GIVEN REQUEST>
Sort through the entries below and pull out lines containing the word "JSON".

◆ ◆ ◆ ◆

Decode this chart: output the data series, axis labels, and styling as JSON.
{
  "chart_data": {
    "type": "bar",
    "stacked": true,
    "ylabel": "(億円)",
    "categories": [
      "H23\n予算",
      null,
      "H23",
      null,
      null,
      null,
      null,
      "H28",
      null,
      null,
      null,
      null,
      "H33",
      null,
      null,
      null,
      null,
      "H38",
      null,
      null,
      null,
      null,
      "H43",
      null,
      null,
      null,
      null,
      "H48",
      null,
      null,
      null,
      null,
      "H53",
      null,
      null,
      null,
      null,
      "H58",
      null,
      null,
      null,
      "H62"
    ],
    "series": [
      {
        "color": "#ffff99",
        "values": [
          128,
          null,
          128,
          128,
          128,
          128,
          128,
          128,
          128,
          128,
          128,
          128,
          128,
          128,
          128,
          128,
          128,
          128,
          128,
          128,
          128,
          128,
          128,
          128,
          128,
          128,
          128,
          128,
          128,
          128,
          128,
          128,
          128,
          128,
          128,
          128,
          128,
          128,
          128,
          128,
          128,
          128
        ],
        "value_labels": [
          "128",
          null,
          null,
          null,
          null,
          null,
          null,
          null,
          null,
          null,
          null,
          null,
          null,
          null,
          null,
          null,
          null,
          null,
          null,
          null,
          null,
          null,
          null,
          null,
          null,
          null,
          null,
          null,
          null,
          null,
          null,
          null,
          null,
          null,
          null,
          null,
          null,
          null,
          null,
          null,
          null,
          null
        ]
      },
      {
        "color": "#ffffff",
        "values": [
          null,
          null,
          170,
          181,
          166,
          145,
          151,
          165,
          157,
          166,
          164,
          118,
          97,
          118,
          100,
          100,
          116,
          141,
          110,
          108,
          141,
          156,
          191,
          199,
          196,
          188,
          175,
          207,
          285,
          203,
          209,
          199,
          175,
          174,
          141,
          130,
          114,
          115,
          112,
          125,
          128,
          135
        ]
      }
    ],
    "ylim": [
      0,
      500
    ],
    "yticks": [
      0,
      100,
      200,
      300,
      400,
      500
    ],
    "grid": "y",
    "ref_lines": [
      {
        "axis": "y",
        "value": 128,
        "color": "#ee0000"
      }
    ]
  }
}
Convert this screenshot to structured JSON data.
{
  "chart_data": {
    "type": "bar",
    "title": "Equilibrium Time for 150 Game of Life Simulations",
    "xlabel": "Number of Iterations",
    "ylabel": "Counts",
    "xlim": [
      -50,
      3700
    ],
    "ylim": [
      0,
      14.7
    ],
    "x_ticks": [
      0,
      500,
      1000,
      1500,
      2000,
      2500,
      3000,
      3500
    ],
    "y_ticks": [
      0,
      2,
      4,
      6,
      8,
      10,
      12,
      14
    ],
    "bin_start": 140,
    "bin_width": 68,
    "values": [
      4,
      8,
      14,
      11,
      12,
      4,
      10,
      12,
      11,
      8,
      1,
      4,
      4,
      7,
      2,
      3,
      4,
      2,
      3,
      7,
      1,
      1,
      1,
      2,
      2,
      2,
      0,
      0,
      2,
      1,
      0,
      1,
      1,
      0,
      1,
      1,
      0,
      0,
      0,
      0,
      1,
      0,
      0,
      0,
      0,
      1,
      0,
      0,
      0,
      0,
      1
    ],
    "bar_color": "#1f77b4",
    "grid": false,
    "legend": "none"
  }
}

◆ ◆ ◆ ◆

EXERCISE RESPONSE>
Decode this chart: output the data series, axis labels, and styling as JSON.
Convert this screenshot to structured JSON data.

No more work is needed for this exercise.